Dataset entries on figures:
== == ==

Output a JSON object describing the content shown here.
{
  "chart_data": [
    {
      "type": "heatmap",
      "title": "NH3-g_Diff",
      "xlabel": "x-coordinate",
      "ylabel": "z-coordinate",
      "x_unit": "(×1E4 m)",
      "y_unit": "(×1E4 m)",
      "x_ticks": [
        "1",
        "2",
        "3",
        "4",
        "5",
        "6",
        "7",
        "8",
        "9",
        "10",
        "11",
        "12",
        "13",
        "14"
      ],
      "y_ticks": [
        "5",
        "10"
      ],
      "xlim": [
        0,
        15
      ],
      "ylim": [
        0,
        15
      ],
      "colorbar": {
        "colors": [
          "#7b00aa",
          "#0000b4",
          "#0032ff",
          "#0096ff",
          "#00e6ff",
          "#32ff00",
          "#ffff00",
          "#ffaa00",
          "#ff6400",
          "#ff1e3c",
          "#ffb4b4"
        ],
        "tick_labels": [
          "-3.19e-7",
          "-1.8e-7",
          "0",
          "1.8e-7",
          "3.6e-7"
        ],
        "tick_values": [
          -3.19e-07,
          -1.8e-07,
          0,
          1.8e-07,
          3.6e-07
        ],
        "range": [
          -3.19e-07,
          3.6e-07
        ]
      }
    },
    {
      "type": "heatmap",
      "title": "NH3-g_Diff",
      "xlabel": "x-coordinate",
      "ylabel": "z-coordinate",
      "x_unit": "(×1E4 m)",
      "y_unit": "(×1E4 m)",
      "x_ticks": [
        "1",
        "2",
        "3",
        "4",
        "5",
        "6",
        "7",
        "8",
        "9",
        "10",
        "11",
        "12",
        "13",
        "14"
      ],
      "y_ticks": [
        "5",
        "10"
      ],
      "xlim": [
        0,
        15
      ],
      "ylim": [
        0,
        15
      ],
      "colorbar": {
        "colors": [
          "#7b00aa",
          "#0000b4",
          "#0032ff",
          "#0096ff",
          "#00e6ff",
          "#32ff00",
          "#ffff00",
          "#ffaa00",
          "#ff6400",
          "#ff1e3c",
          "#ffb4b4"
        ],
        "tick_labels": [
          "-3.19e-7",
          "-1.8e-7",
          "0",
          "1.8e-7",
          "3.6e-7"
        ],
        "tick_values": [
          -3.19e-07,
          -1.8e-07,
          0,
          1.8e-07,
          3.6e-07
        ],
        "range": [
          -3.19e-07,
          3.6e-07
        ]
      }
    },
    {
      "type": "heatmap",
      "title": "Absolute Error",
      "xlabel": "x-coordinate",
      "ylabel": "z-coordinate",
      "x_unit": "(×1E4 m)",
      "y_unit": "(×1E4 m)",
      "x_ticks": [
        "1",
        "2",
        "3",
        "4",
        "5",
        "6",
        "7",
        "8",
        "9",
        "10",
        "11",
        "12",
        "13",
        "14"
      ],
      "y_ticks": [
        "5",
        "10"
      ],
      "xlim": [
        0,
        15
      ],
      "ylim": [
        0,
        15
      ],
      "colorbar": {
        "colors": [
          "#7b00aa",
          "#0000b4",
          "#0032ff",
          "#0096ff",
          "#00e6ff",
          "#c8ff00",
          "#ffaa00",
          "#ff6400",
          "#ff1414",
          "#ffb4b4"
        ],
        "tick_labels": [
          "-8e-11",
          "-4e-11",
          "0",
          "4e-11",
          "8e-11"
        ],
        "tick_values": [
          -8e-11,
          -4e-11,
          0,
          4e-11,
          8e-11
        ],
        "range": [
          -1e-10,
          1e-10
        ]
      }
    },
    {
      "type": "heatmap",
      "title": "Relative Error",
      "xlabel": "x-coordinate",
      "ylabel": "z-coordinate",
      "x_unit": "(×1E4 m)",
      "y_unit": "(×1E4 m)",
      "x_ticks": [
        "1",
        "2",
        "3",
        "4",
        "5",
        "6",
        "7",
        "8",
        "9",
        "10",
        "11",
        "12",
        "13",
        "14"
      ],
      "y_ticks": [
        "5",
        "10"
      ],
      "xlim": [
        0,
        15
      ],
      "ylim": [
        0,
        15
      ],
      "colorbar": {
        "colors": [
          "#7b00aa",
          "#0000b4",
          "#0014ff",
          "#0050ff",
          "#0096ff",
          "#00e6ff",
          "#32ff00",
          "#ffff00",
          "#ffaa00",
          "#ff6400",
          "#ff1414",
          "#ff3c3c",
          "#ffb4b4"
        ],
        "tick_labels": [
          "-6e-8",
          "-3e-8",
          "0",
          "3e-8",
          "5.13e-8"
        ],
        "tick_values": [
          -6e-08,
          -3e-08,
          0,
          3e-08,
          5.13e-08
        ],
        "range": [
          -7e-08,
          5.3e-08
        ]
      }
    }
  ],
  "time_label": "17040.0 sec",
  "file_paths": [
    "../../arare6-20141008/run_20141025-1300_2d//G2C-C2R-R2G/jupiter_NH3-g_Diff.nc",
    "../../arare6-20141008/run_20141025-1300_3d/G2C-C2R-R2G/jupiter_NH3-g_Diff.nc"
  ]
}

== == ==

## Exercise aim
Give back all the data exactly as written.

## Answer
Output a JSON object describing the content shown here.
{
  "chart_data": [
    {
      "type": "heatmap",
      "title": "NH3-g_Diff",
      "xlabel": "x-coordinate",
      "ylabel": "z-coordinate",
      "x_unit": "(×1E4 m)",
      "y_unit": "(×1E4 m)",
      "x_ticks": [
        "1",
        "2",
        "3",
        "4",
        "5",
        "6",
        "7",
        "8",
        "9",
        "10",
        "11",
        "12",
        "13",
        "14"
      ],
      "y_ticks": [
        "5",
        "10"
      ],
      "xlim": [
        0,
        15
      ],
      "ylim": [
        0,
        15
      ],
      "colorbar": {
        "colors": [
          "#7b00aa",
          "#0000b4",
          "#0032ff",
          "#0096ff",
          "#00e6ff",
          "#32ff00",
          "#ffff00",
          "#ffaa00",
          "#ff6400",
          "#ff1e3c",
          "#ffb4b4"
        ],
        "tick_labels": [
          "-3.19e-7",
          "-1.8e-7",
          "0",
          "1.8e-7",
          "3.6e-7"
        ],
        "tick_values": [
          -3.19e-07,
          -1.8e-07,
          0,
          1.8e-07,
          3.6e-07
        ],
        "range": [
          -3.19e-07,
          3.6e-07
        ]
      }
    },
    {
      "type": "heatmap",
      "title": "NH3-g_Diff",
      "xlabel": "x-coordinate",
      "ylabel": "z-coordinate",
      "x_unit": "(×1E4 m)",
      "y_unit": "(×1E4 m)",
      "x_ticks": [
        "1",
        "2",
        "3",
        "4",
        "5",
        "6",
        "7",
        "8",
        "9",
        "10",
        "11",
        "12",
        "13",
        "14"
      ],
      "y_ticks": [
        "5",
        "10"
      ],
      "xlim": [
        0,
        15
      ],
      "ylim": [
        0,
        15
      ],
      "colorbar": {
        "colors": [
          "#7b00aa",
          "#0000b4",
          "#0032ff",
          "#0096ff",
          "#00e6ff",
          "#32ff00",
          "#ffff00",
          "#ffaa00",
          "#ff6400",
          "#ff1e3c",
          "#ffb4b4"
        ],
        "tick_labels": [
          "-3.19e-7",
          "-1.8e-7",
          "0",
          "1.8e-7",
          "3.6e-7"
        ],
        "tick_values": [
          -3.19e-07,
          -1.8e-07,
          0,
          1.8e-07,
          3.6e-07
        ],
        "range": [
          -3.19e-07,
          3.6e-07
        ]
      }
    },
    {
      "type": "heatmap",
      "title": "Absolute Error",
      "xlabel": "x-coordinate",
      "ylabel": "z-coordinate",
      "x_unit": "(×1E4 m)",
      "y_unit": "(×1E4 m)",
      "x_ticks": [
        "1",
        "2",
        "3",
        "4",
        "5",
        "6",
        "7",
        "8",
        "9",
        "10",
        "11",
        "12",
        "13",
        "14"
      ],
      "y_ticks": [
        "5",
        "10"
      ],
      "xlim": [
        0,
        15
      ],
      "ylim": [
        0,
        15
      ],
      "colorbar": {
        "colors": [
          "#7b00aa",
          "#0000b4",
          "#0032ff",
          "#0096ff",
          "#00e6ff",
          "#c8ff00",
          "#ffaa00",
          "#ff6400",
          "#ff1414",
          "#ffb4b4"
        ],
        "tick_labels": [
          "-8e-11",
          "-4e-11",
          "0",
          "4e-11",
          "8e-11"
        ],
        "tick_values": [
          -8e-11,
          -4e-11,
          0,
          4e-11,
          8e-11
        ],
        "range": [
          -1e-10,
          1e-10
        ]
      }
    },
    {
      "type": "heatmap",
      "title": "Relative Error",
      "xlabel": "x-coordinate",
      "ylabel": "z-coordinate",
      "x_unit": "(×1E4 m)",
      "y_unit": "(×1E4 m)",
      "x_ticks": [
        "1",
        "2",
        "3",
        "4",
        "5",
        "6",
        "7",
        "8",
        "9",
        "10",
        "11",
        "12",
        "13",
        "14"
      ],
      "y_ticks": [
        "5",
        "10"
      ],
      "xlim": [
        0,
        15
      ],
      "ylim": [
        0,
        15
      ],
      "colorbar": {
        "colors": [
          "#7b00aa",
          "#0000b4",
          "#0014ff",
          "#0050ff",
          "#0096ff",
          "#00e6ff",
          "#32ff00",
          "#ffff00",
          "#ffaa00",
          "#ff6400",
          "#ff1414",
          "#ff3c3c",
          "#ffb4b4"
        ],
        "tick_labels": [
          "-6e-8",
          "-3e-8",
          "0",
          "3e-8",
          "5.13e-8"
        ],
        "tick_values": [
          -6e-08,
          -3e-08,
          0,
          3e-08,
          5.13e-08
        ],
        "range": [
          -7e-08,
          5.3e-08
        ]
      }
    }
  ],
  "time_label": "17040.0 sec",
  "file_paths": [
    "../../arare6-20141008/run_20141025-1300_2d//G2C-C2R-R2G/jupiter_NH3-g_Diff.nc",
    "../../arare6-20141008/run_20141025-1300_3d/G2C-C2R-R2G/jupiter_NH3-g_Diff.nc"
  ]
}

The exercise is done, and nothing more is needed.